— Start of Input material —
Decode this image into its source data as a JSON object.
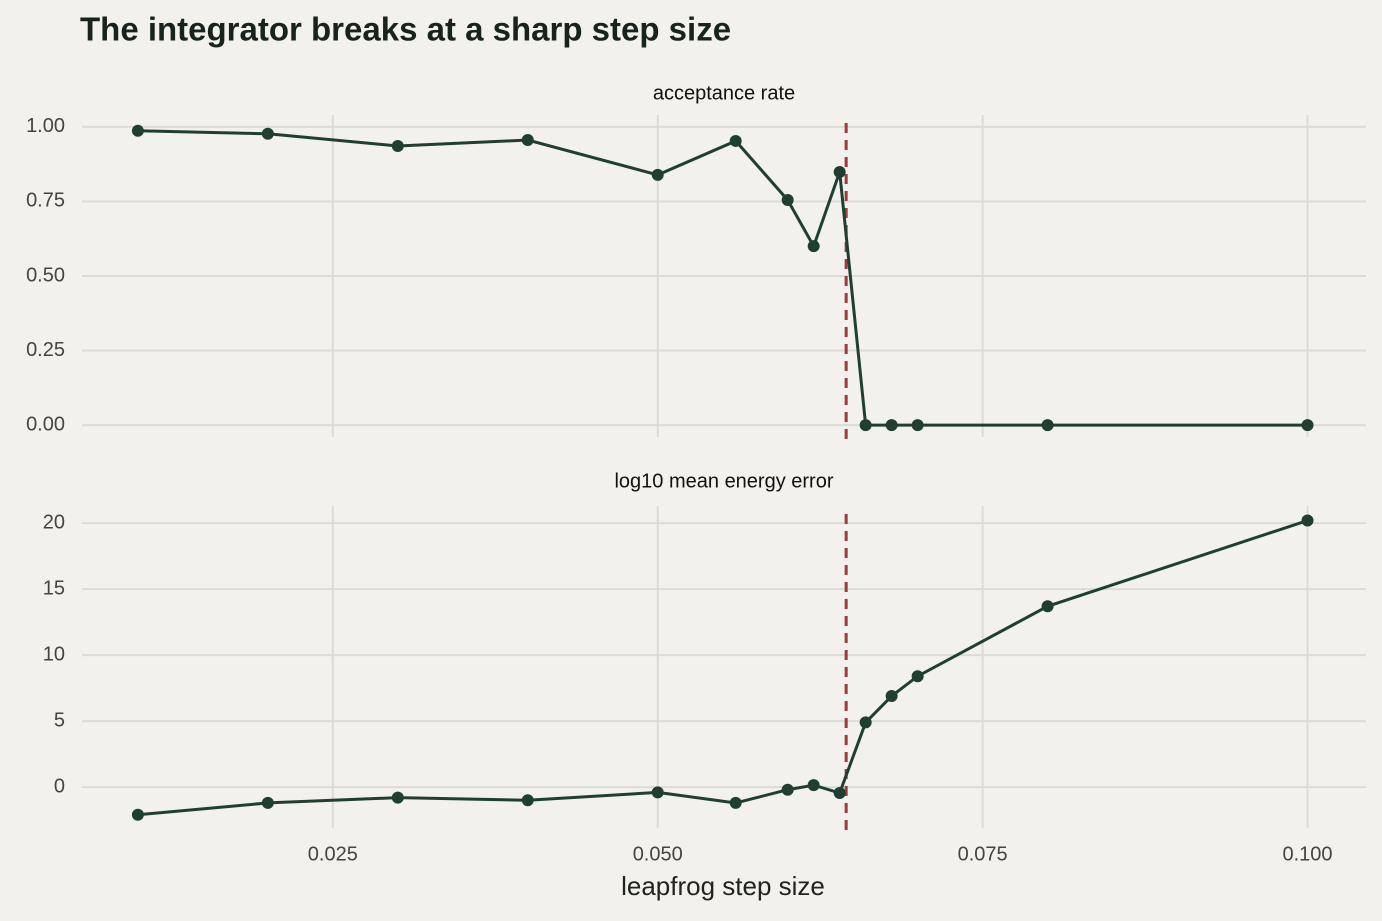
{
  "title": "The integrator breaks at a sharp step size",
  "x_label": "leapfrog step size",
  "chart_data": [
    {
      "type": "line",
      "subtitle": "acceptance rate",
      "color": "#1f4030",
      "vline": 0.0645,
      "vline_color": "#a0393a",
      "x": [
        0.01,
        0.02,
        0.03,
        0.04,
        0.05,
        0.056,
        0.06,
        0.062,
        0.064,
        0.066,
        0.068,
        0.07,
        0.08,
        0.1
      ],
      "values": [
        0.987,
        0.977,
        0.936,
        0.956,
        0.839,
        0.953,
        0.755,
        0.6,
        0.849,
        0,
        0,
        0,
        0,
        0
      ],
      "xlim": [
        0.0057,
        0.1045
      ],
      "xticks": [
        0.025,
        {
          "value": 0.05,
          "label": "0.050"
        },
        0.075,
        {
          "value": 0.1,
          "label": "0.100"
        }
      ],
      "ylim": [
        -0.04,
        1.04
      ],
      "yticks": [
        {
          "value": 0,
          "label": "0.00"
        },
        0.25,
        {
          "value": 0.5,
          "label": "0.50"
        },
        0.75,
        {
          "value": 1,
          "label": "1.00"
        }
      ],
      "grid": true
    },
    {
      "type": "line",
      "subtitle": "log10 mean energy error",
      "color": "#1f4030",
      "vline": 0.0645,
      "vline_color": "#a0393a",
      "x": [
        0.01,
        0.02,
        0.03,
        0.04,
        0.05,
        0.056,
        0.06,
        0.062,
        0.064,
        0.066,
        0.068,
        0.07,
        0.08,
        0.1
      ],
      "values": [
        -2.1,
        -1.2,
        -0.8,
        -1.0,
        -0.4,
        -1.2,
        -0.2,
        0.15,
        -0.45,
        4.9,
        6.9,
        8.4,
        13.7,
        20.2
      ],
      "xlim": [
        0.0057,
        0.1045
      ],
      "xticks": [
        0.025,
        {
          "value": 0.05,
          "label": "0.050"
        },
        0.075,
        {
          "value": 0.1,
          "label": "0.100"
        }
      ],
      "ylim": [
        -3.1,
        21.3
      ],
      "yticks": [
        0,
        5,
        10,
        15,
        20
      ],
      "grid": true
    }
  ]
}
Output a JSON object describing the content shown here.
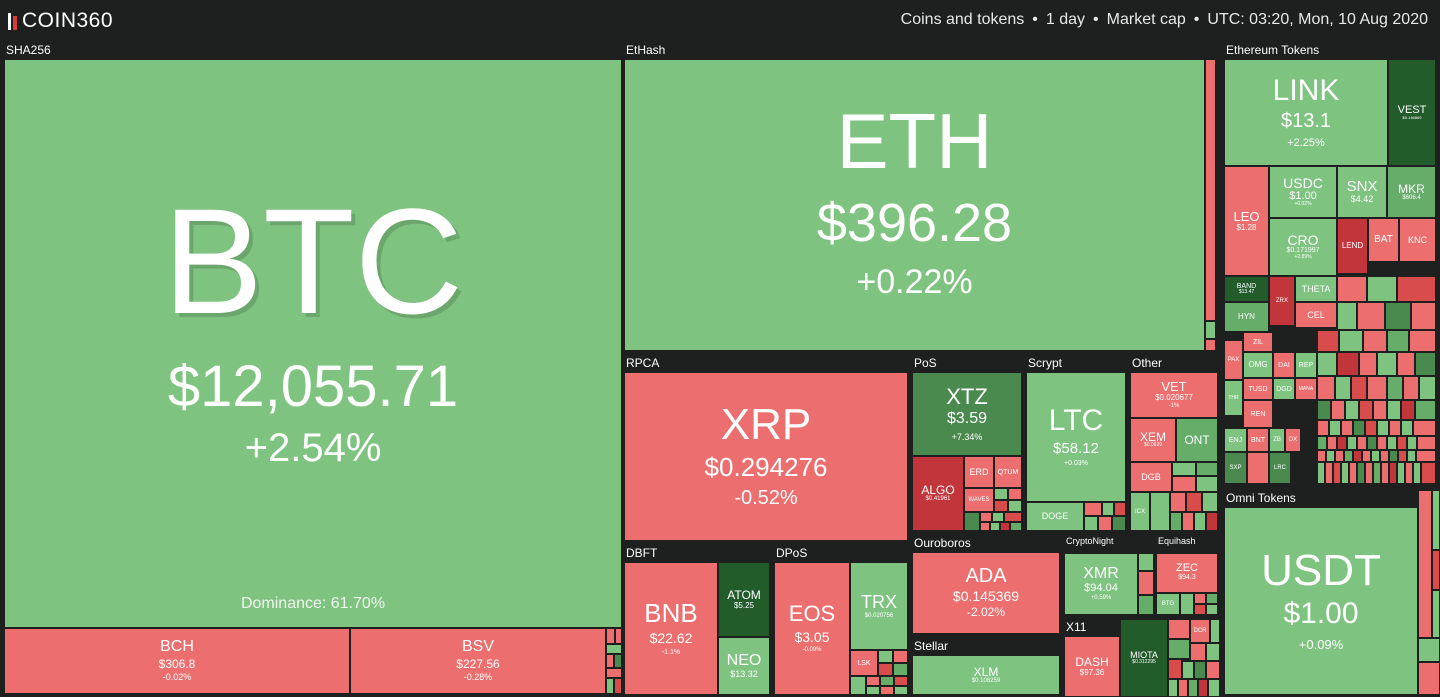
{
  "header": {
    "logo_text": "COIN360",
    "crumbs": [
      "Coins and tokens",
      "1 day",
      "Market cap",
      "UTC: 03:20, Mon, 10 Aug 2020"
    ],
    "separator": "•"
  },
  "sectors": {
    "sha256": "SHA256",
    "ethash": "EtHash",
    "eth_tokens": "Ethereum Tokens",
    "rpca": "RPCA",
    "pos": "PoS",
    "scrypt": "Scrypt",
    "other": "Other",
    "dbft": "DBFT",
    "dpos": "DPoS",
    "ouroboros": "Ouroboros",
    "cryptonight": "CryptoNight",
    "equihash": "Equihash",
    "omni": "Omni Tokens",
    "stellar": "Stellar",
    "x11": "X11"
  },
  "coins": {
    "btc": {
      "symbol": "BTC",
      "price": "$12,055.71",
      "change": "+2.54%",
      "dominance": "Dominance: 61.70%"
    },
    "bch": {
      "symbol": "BCH",
      "price": "$306.8",
      "change": "-0.02%"
    },
    "bsv": {
      "symbol": "BSV",
      "price": "$227.56",
      "change": "-0.28%"
    },
    "eth": {
      "symbol": "ETH",
      "price": "$396.28",
      "change": "+0.22%"
    },
    "link": {
      "symbol": "LINK",
      "price": "$13.1",
      "change": "+2.25%"
    },
    "vest": {
      "symbol": "VEST",
      "price": "$0.146869"
    },
    "leo": {
      "symbol": "LEO",
      "price": "$1.28"
    },
    "usdc": {
      "symbol": "USDC",
      "price": "$1.00",
      "change": "+0.02%"
    },
    "snx": {
      "symbol": "SNX",
      "price": "$4.42"
    },
    "mkr": {
      "symbol": "MKR",
      "price": "$606.4"
    },
    "cro": {
      "symbol": "CRO",
      "price": "$0.171997",
      "change": "+2.89%"
    },
    "lend": {
      "symbol": "LEND"
    },
    "bat": {
      "symbol": "BAT"
    },
    "knc": {
      "symbol": "KNC"
    },
    "band": {
      "symbol": "BAND",
      "price": "$13.47"
    },
    "zrx": {
      "symbol": "ZRX"
    },
    "theta": {
      "symbol": "THETA"
    },
    "hyn": {
      "symbol": "HYN"
    },
    "cel": {
      "symbol": "CEL"
    },
    "zil": {
      "symbol": "ZIL"
    },
    "pax": {
      "symbol": "PAX"
    },
    "omg": {
      "symbol": "OMG"
    },
    "dai": {
      "symbol": "DAI"
    },
    "rep": {
      "symbol": "REP"
    },
    "tusd": {
      "symbol": "TUSD"
    },
    "dgd": {
      "symbol": "DGD"
    },
    "mana": {
      "symbol": "MANA"
    },
    "thr": {
      "symbol": "THR"
    },
    "ren": {
      "symbol": "REN"
    },
    "enj": {
      "symbol": "ENJ"
    },
    "bnt": {
      "symbol": "BNT"
    },
    "zb": {
      "symbol": "ZB"
    },
    "dx": {
      "symbol": "DX"
    },
    "skp": {
      "symbol": "SXP"
    },
    "lrc": {
      "symbol": "LRC"
    },
    "xrp": {
      "symbol": "XRP",
      "price": "$0.294276",
      "change": "-0.52%"
    },
    "xtz": {
      "symbol": "XTZ",
      "price": "$3.59",
      "change": "+7.34%"
    },
    "algo": {
      "symbol": "ALGO",
      "price": "$0.41961"
    },
    "erd": {
      "symbol": "ERD"
    },
    "qtum": {
      "symbol": "QTUM"
    },
    "waves": {
      "symbol": "WAVES"
    },
    "ltc": {
      "symbol": "LTC",
      "price": "$58.12",
      "change": "+0.03%"
    },
    "doge": {
      "symbol": "DOGE"
    },
    "vet": {
      "symbol": "VET",
      "price": "$0.020677",
      "change": "-1%"
    },
    "xem": {
      "symbol": "XEM",
      "price": "$0.0629"
    },
    "ont": {
      "symbol": "ONT"
    },
    "dgb": {
      "symbol": "DGB"
    },
    "icx": {
      "symbol": "ICX"
    },
    "bnb": {
      "symbol": "BNB",
      "price": "$22.62",
      "change": "-1.1%"
    },
    "atom": {
      "symbol": "ATOM",
      "price": "$5.25"
    },
    "neo": {
      "symbol": "NEO",
      "price": "$13.32"
    },
    "eos": {
      "symbol": "EOS",
      "price": "$3.05",
      "change": "-0.09%"
    },
    "trx": {
      "symbol": "TRX",
      "price": "$0.020756"
    },
    "lsk": {
      "symbol": "LSK"
    },
    "ada": {
      "symbol": "ADA",
      "price": "$0.145369",
      "change": "-2.02%"
    },
    "xlm": {
      "symbol": "XLM",
      "price": "$0.106259"
    },
    "xmr": {
      "symbol": "XMR",
      "price": "$94.04",
      "change": "+0.59%"
    },
    "zec": {
      "symbol": "ZEC",
      "price": "$94.3"
    },
    "btg": {
      "symbol": "BTG"
    },
    "dash": {
      "symbol": "DASH",
      "price": "$97.36"
    },
    "miota": {
      "symbol": "MIOTA",
      "price": "$0.312295"
    },
    "dcr": {
      "symbol": "DCR"
    },
    "usdt": {
      "symbol": "USDT",
      "price": "$1.00",
      "change": "+0.09%"
    }
  }
}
— End of Input material —
■ Exercise details: In the lines above, find each one with "object" and list it.

■ Completed task:
Decode this image into its source data as a JSON object.
Output a JSON object describing the content shown here.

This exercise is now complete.